╭─ INFORMATION SUPPLIED

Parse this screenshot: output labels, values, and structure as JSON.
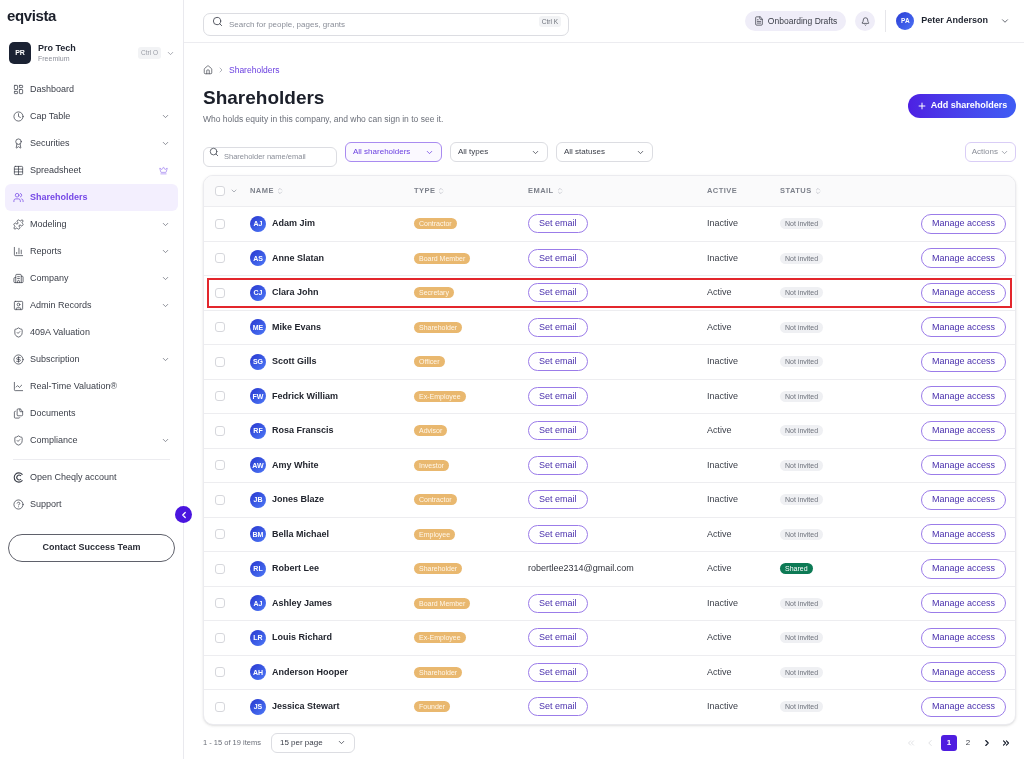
{
  "sidebar": {
    "logo": "eqvista",
    "org": {
      "initials": "PR",
      "name": "Pro Tech",
      "plan": "Freemium",
      "shortcut": "Ctrl O"
    },
    "nav": [
      {
        "label": "Dashboard",
        "expandable": false,
        "selected": false,
        "premium": false
      },
      {
        "label": "Cap Table",
        "expandable": true,
        "selected": false,
        "premium": false
      },
      {
        "label": "Securities",
        "expandable": true,
        "selected": false,
        "premium": false
      },
      {
        "label": "Spreadsheet",
        "expandable": false,
        "selected": false,
        "premium": true
      },
      {
        "label": "Shareholders",
        "expandable": false,
        "selected": true,
        "premium": false
      },
      {
        "label": "Modeling",
        "expandable": true,
        "selected": false,
        "premium": false
      },
      {
        "label": "Reports",
        "expandable": true,
        "selected": false,
        "premium": false
      },
      {
        "label": "Company",
        "expandable": true,
        "selected": false,
        "premium": false
      },
      {
        "label": "Admin Records",
        "expandable": true,
        "selected": false,
        "premium": false
      },
      {
        "label": "409A Valuation",
        "expandable": false,
        "selected": false,
        "premium": false
      },
      {
        "label": "Subscription",
        "expandable": true,
        "selected": false,
        "premium": false
      },
      {
        "label": "Real-Time Valuation®",
        "expandable": false,
        "selected": false,
        "premium": false
      },
      {
        "label": "Documents",
        "expandable": false,
        "selected": false,
        "premium": false
      },
      {
        "label": "Compliance",
        "expandable": true,
        "selected": false,
        "premium": false
      }
    ],
    "links": [
      {
        "label": "Open Cheqly account"
      },
      {
        "label": "Support"
      }
    ],
    "contact_button": "Contact Success Team"
  },
  "topbar": {
    "search": {
      "placeholder": "Search for people, pages, grants",
      "shortcut": "Ctrl K"
    },
    "drafts_button": "Onboarding Drafts",
    "user": {
      "initials": "PA",
      "name": "Peter Anderson"
    }
  },
  "breadcrumb": [
    "Shareholders"
  ],
  "page": {
    "title": "Shareholders",
    "subtitle": "Who holds equity in this company, and who can sign in to see it.",
    "add_button": "Add shareholders"
  },
  "filters": {
    "search": {
      "placeholder": "Shareholder name/email"
    },
    "selects": [
      {
        "value": "All shareholders",
        "active": true
      },
      {
        "value": "All types",
        "active": false
      },
      {
        "value": "All statuses",
        "active": false
      }
    ],
    "actions_button": "Actions"
  },
  "table": {
    "select_all": {
      "checked": false
    },
    "columns": [
      {
        "label": "NAME",
        "sortable": true
      },
      {
        "label": "TYPE",
        "sortable": true
      },
      {
        "label": "EMAIL",
        "sortable": true
      },
      {
        "label": "ACTIVE",
        "sortable": false
      },
      {
        "label": "STATUS",
        "sortable": true
      }
    ],
    "rows": [
      {
        "checked": false,
        "highlighted": false,
        "initials": "AJ",
        "name": "Adam Jim",
        "type": "Contractor",
        "email": {
          "kind": "button",
          "text": "Set email"
        },
        "activity": "Inactive",
        "status": {
          "kind": "neutral",
          "text": "Not invited"
        },
        "action": "Manage access"
      },
      {
        "checked": false,
        "highlighted": false,
        "initials": "AS",
        "name": "Anne Slatan",
        "type": "Board Member",
        "email": {
          "kind": "button",
          "text": "Set email"
        },
        "activity": "Inactive",
        "status": {
          "kind": "neutral",
          "text": "Not invited"
        },
        "action": "Manage access"
      },
      {
        "checked": false,
        "highlighted": true,
        "initials": "CJ",
        "name": "Clara John",
        "type": "Secretary",
        "email": {
          "kind": "button",
          "text": "Set email"
        },
        "activity": "Active",
        "status": {
          "kind": "neutral",
          "text": "Not invited"
        },
        "action": "Manage access"
      },
      {
        "checked": false,
        "highlighted": false,
        "initials": "ME",
        "name": "Mike Evans",
        "type": "Shareholder",
        "email": {
          "kind": "button",
          "text": "Set email"
        },
        "activity": "Active",
        "status": {
          "kind": "neutral",
          "text": "Not invited"
        },
        "action": "Manage access"
      },
      {
        "checked": false,
        "highlighted": false,
        "initials": "SG",
        "name": "Scott Gills",
        "type": "Officer",
        "email": {
          "kind": "button",
          "text": "Set email"
        },
        "activity": "Inactive",
        "status": {
          "kind": "neutral",
          "text": "Not invited"
        },
        "action": "Manage access"
      },
      {
        "checked": false,
        "highlighted": false,
        "initials": "FW",
        "name": "Fedrick William",
        "type": "Ex-Employee",
        "email": {
          "kind": "button",
          "text": "Set email"
        },
        "activity": "Inactive",
        "status": {
          "kind": "neutral",
          "text": "Not invited"
        },
        "action": "Manage access"
      },
      {
        "checked": false,
        "highlighted": false,
        "initials": "RF",
        "name": "Rosa Franscis",
        "type": "Advisor",
        "email": {
          "kind": "button",
          "text": "Set email"
        },
        "activity": "Active",
        "status": {
          "kind": "neutral",
          "text": "Not invited"
        },
        "action": "Manage access"
      },
      {
        "checked": false,
        "highlighted": false,
        "initials": "AW",
        "name": "Amy White",
        "type": "Investor",
        "email": {
          "kind": "button",
          "text": "Set email"
        },
        "activity": "Inactive",
        "status": {
          "kind": "neutral",
          "text": "Not invited"
        },
        "action": "Manage access"
      },
      {
        "checked": false,
        "highlighted": false,
        "initials": "JB",
        "name": "Jones Blaze",
        "type": "Contractor",
        "email": {
          "kind": "button",
          "text": "Set email"
        },
        "activity": "Inactive",
        "status": {
          "kind": "neutral",
          "text": "Not invited"
        },
        "action": "Manage access"
      },
      {
        "checked": false,
        "highlighted": false,
        "initials": "BM",
        "name": "Bella Michael",
        "type": "Employee",
        "email": {
          "kind": "button",
          "text": "Set email"
        },
        "activity": "Active",
        "status": {
          "kind": "neutral",
          "text": "Not invited"
        },
        "action": "Manage access"
      },
      {
        "checked": false,
        "highlighted": false,
        "initials": "RL",
        "name": "Robert Lee",
        "type": "Shareholder",
        "email": {
          "kind": "text",
          "text": "robertlee2314@gmail.com"
        },
        "activity": "Active",
        "status": {
          "kind": "success",
          "text": "Shared"
        },
        "action": "Manage access"
      },
      {
        "checked": false,
        "highlighted": false,
        "initials": "AJ",
        "name": "Ashley James",
        "type": "Board Member",
        "email": {
          "kind": "button",
          "text": "Set email"
        },
        "activity": "Inactive",
        "status": {
          "kind": "neutral",
          "text": "Not invited"
        },
        "action": "Manage access"
      },
      {
        "checked": false,
        "highlighted": false,
        "initials": "LR",
        "name": "Louis Richard",
        "type": "Ex-Employee",
        "email": {
          "kind": "button",
          "text": "Set email"
        },
        "activity": "Active",
        "status": {
          "kind": "neutral",
          "text": "Not invited"
        },
        "action": "Manage access"
      },
      {
        "checked": false,
        "highlighted": false,
        "initials": "AH",
        "name": "Anderson Hooper",
        "type": "Shareholder",
        "email": {
          "kind": "button",
          "text": "Set email"
        },
        "activity": "Active",
        "status": {
          "kind": "neutral",
          "text": "Not invited"
        },
        "action": "Manage access"
      },
      {
        "checked": false,
        "highlighted": false,
        "initials": "JS",
        "name": "Jessica Stewart",
        "type": "Founder",
        "email": {
          "kind": "button",
          "text": "Set email"
        },
        "activity": "Inactive",
        "status": {
          "kind": "neutral",
          "text": "Not invited"
        },
        "action": "Manage access"
      }
    ]
  },
  "pagination": {
    "summary": "1 - 15 of 19 items",
    "per_page": "15 per page",
    "nav_buttons": [
      {
        "kind": "first",
        "disabled": true
      },
      {
        "kind": "prev",
        "disabled": true
      },
      {
        "kind": "next",
        "disabled": false
      },
      {
        "kind": "last",
        "disabled": false
      }
    ],
    "pages": [
      {
        "label": "1",
        "selected": true
      },
      {
        "label": "2",
        "selected": false
      }
    ]
  }
}
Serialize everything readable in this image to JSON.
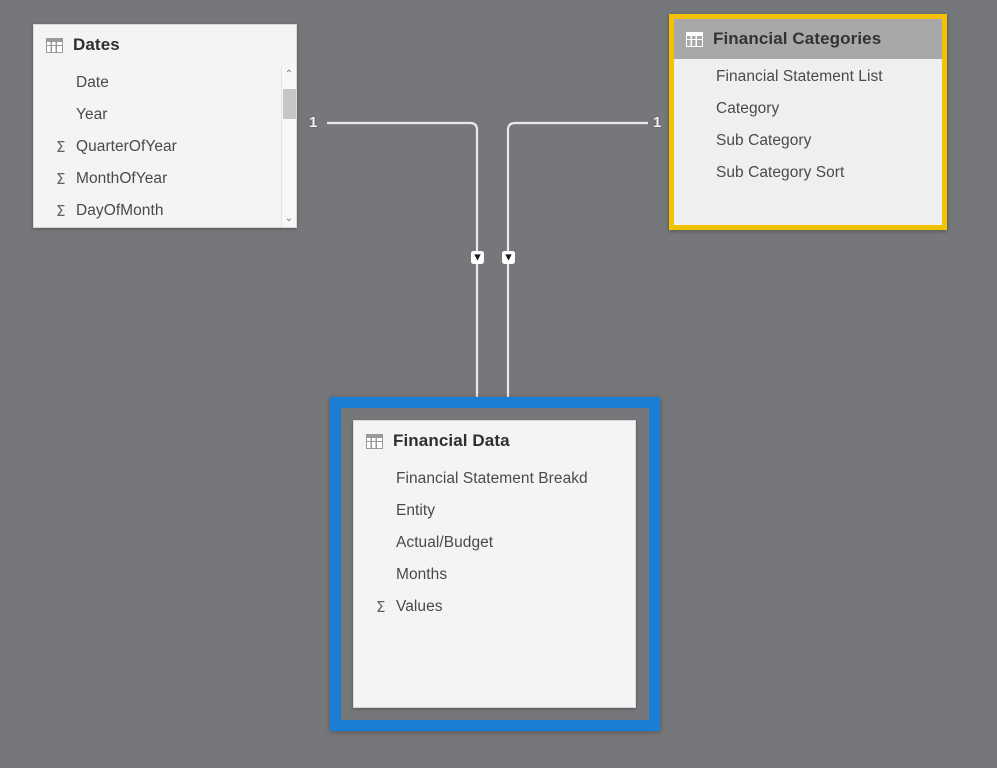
{
  "view": {
    "name": "model-view-canvas",
    "background_color": "#76777a"
  },
  "tables": [
    {
      "id": "dates",
      "title": "Dates",
      "icon": "table-grid-icon",
      "selected": false,
      "highlight": "none",
      "header_style": "plain",
      "has_scrollbar": true,
      "fields": [
        {
          "name": "Date",
          "aggregate": false
        },
        {
          "name": "Year",
          "aggregate": false
        },
        {
          "name": "QuarterOfYear",
          "aggregate": true
        },
        {
          "name": "MonthOfYear",
          "aggregate": true
        },
        {
          "name": "DayOfMonth",
          "aggregate": true
        }
      ]
    },
    {
      "id": "financial-categories",
      "title": "Financial Categories",
      "icon": "table-grid-icon",
      "selected": false,
      "highlight": "yellow",
      "highlight_color": "#f2c200",
      "header_style": "grayband",
      "has_scrollbar": false,
      "fields": [
        {
          "name": "Financial Statement List",
          "aggregate": false
        },
        {
          "name": "Category",
          "aggregate": false
        },
        {
          "name": "Sub Category",
          "aggregate": false
        },
        {
          "name": "Sub Category Sort",
          "aggregate": false
        }
      ]
    },
    {
      "id": "financial-data",
      "title": "Financial Data",
      "icon": "table-grid-icon",
      "selected": true,
      "highlight": "blue",
      "highlight_color": "#1a7fd4",
      "header_style": "plain",
      "has_scrollbar": false,
      "fields": [
        {
          "name": "Financial Statement Breakd",
          "aggregate": false
        },
        {
          "name": "Entity",
          "aggregate": false
        },
        {
          "name": "Actual/Budget",
          "aggregate": false
        },
        {
          "name": "Months",
          "aggregate": false
        },
        {
          "name": "Values",
          "aggregate": true
        }
      ]
    }
  ],
  "relationships": [
    {
      "id": "dates-to-financial-data",
      "from_table": "Dates",
      "to_table": "Financial Data",
      "from_cardinality": "1",
      "to_cardinality": "",
      "cross_filter_direction": "single",
      "arrow": "down"
    },
    {
      "id": "financial-categories-to-financial-data",
      "from_table": "Financial Categories",
      "to_table": "Financial Data",
      "from_cardinality": "1",
      "to_cardinality": "",
      "cross_filter_direction": "single",
      "arrow": "down"
    }
  ],
  "scrollbar": {
    "up_arrow": "⌃",
    "down_arrow": "⌄"
  },
  "glyphs": {
    "sigma": "Σ"
  }
}
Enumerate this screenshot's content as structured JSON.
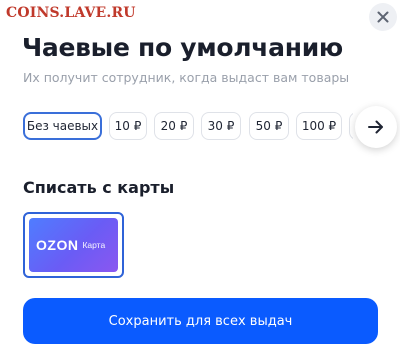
{
  "watermark": "COINS.LAVE.RU",
  "modal": {
    "title": "Чаевые по умолчанию",
    "subtitle": "Их получит сотрудник, когда выдаст вам товары"
  },
  "tips": {
    "options": [
      "Без чаевых",
      "10 ₽",
      "20 ₽",
      "30 ₽",
      "50 ₽",
      "100 ₽"
    ],
    "selected": "Без чаевых"
  },
  "payment": {
    "section_title": "Списать с карты",
    "card_brand": "OZON",
    "card_label": "Карта"
  },
  "save_button": "Сохранить для всех выдач",
  "colors": {
    "accent": "#0a5bff",
    "selected_border": "#3a6fd9",
    "card_gradient_start": "#4f7dff",
    "card_gradient_end": "#8b57f0"
  },
  "icons": {
    "close": "close-icon",
    "next": "arrow-right-icon"
  }
}
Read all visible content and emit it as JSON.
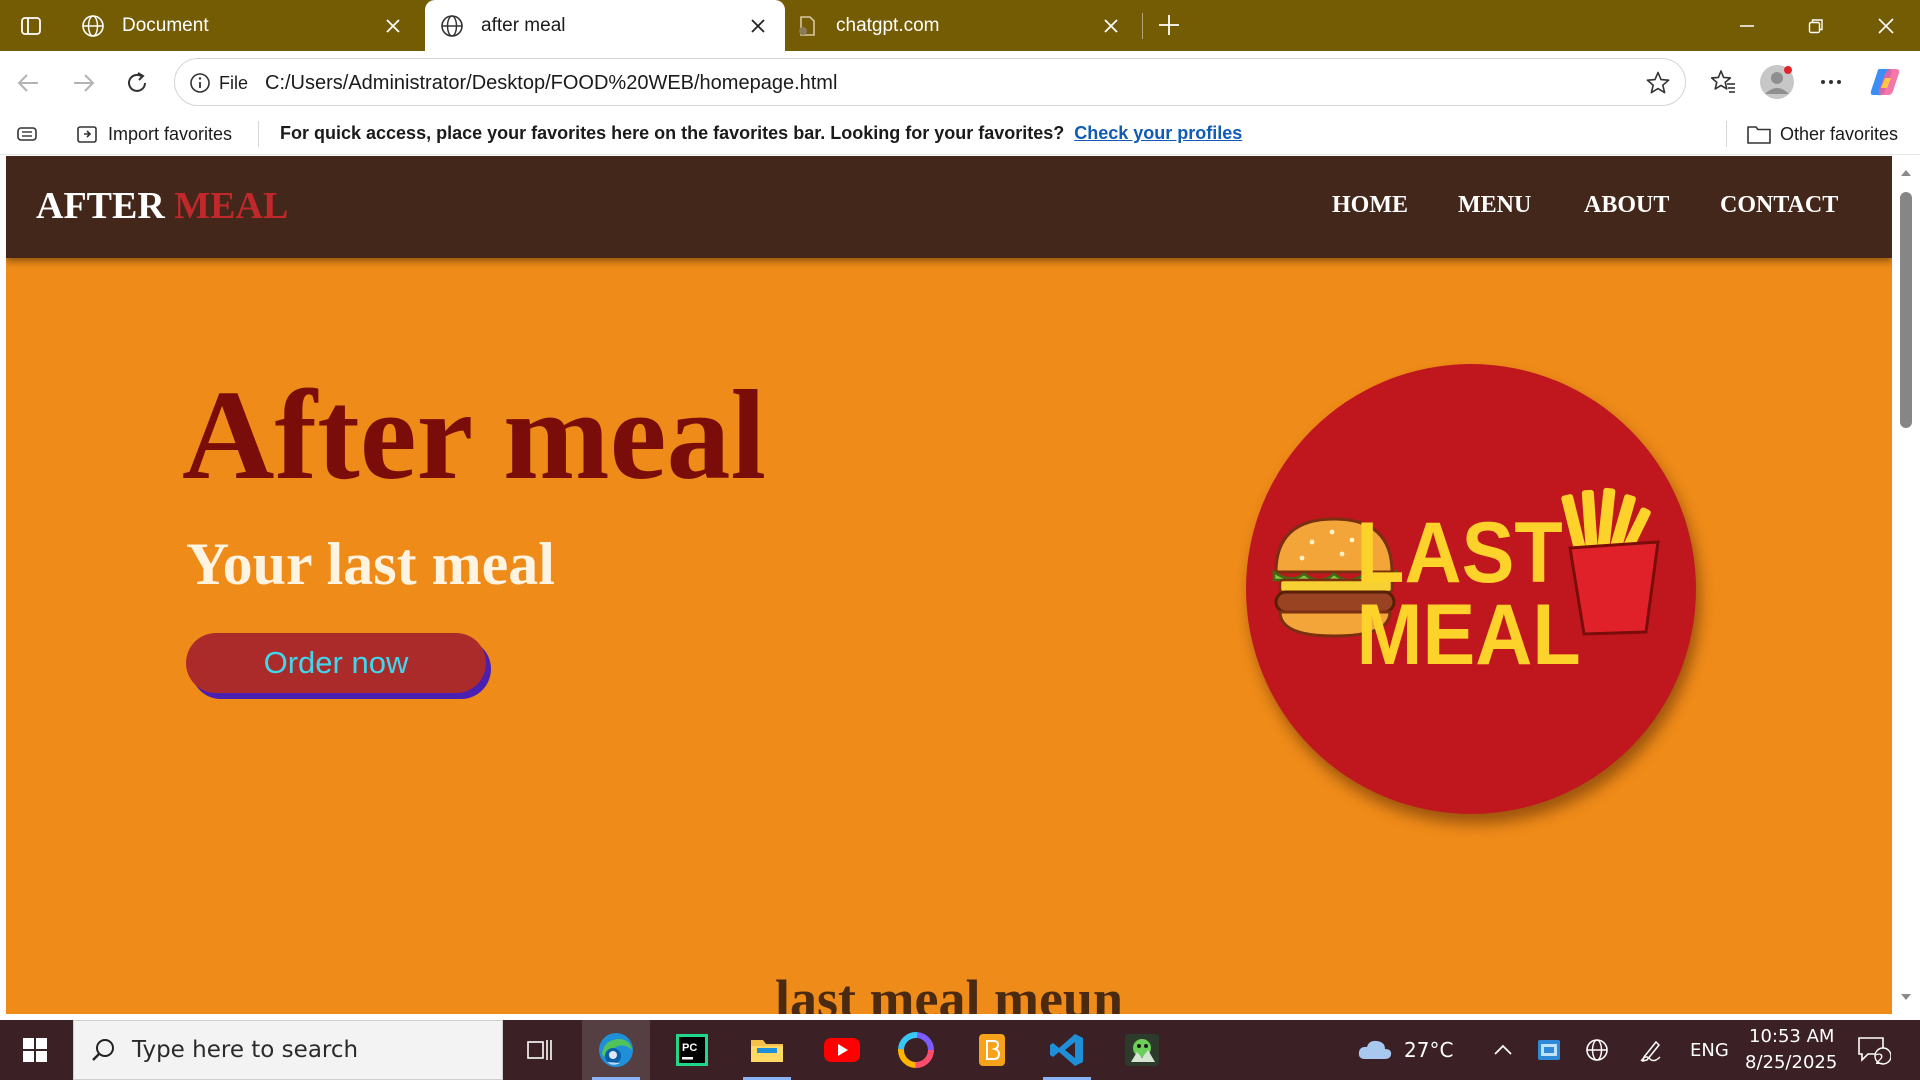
{
  "browser": {
    "tabs": [
      {
        "title": "Document",
        "active": false
      },
      {
        "title": "after meal",
        "active": true
      },
      {
        "title": "chatgpt.com",
        "active": false
      }
    ],
    "address": {
      "scheme_label": "File",
      "url": "C:/Users/Administrator/Desktop/FOOD%20WEB/homepage.html"
    },
    "favorites_bar": {
      "import_label": "Import favorites",
      "message": "For quick access, place your favorites here on the favorites bar. Looking for your favorites?",
      "link": "Check your profiles",
      "other_label": "Other favorites"
    },
    "colors": {
      "tab_strip": "#745c05",
      "link": "#0f5bb5"
    }
  },
  "page": {
    "nav": {
      "logo_word1": "AFTER",
      "logo_word2": "MEAL",
      "links": [
        "HOME",
        "MENU",
        "ABOUT",
        "CONTACT"
      ]
    },
    "hero": {
      "title": "After meal",
      "subtitle": "Your last meal",
      "cta": "Order now"
    },
    "logo_badge": {
      "line1": "LAST",
      "line2": "MEAL"
    },
    "section_title": "last meal meun",
    "colors": {
      "background": "#ef8b18",
      "nav": "#43271a",
      "title": "#7a0d09",
      "accent": "#c0282b",
      "badge": "#c0171e",
      "badge_text": "#fdd22a"
    }
  },
  "taskbar": {
    "search_placeholder": "Type here to search",
    "apps": [
      "task-view-icon",
      "edge-icon",
      "pycharm-icon",
      "file-explorer-icon",
      "youtube-icon",
      "color-app-icon",
      "notes-app-icon",
      "vscode-icon",
      "game-app-icon"
    ],
    "weather": "27°C",
    "language": "ENG",
    "time": "10:53 AM",
    "date": "8/25/2025",
    "notifications": "2"
  }
}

╰─

WORK TO DO =
Look through the data above. Each line containing the word "here" needs to be copied.

RESPONSE =
      "message": "For quick access, place your favorites here on the favorites bar. Looking for your favorites?",
    "search_placeholder": "Type here to search",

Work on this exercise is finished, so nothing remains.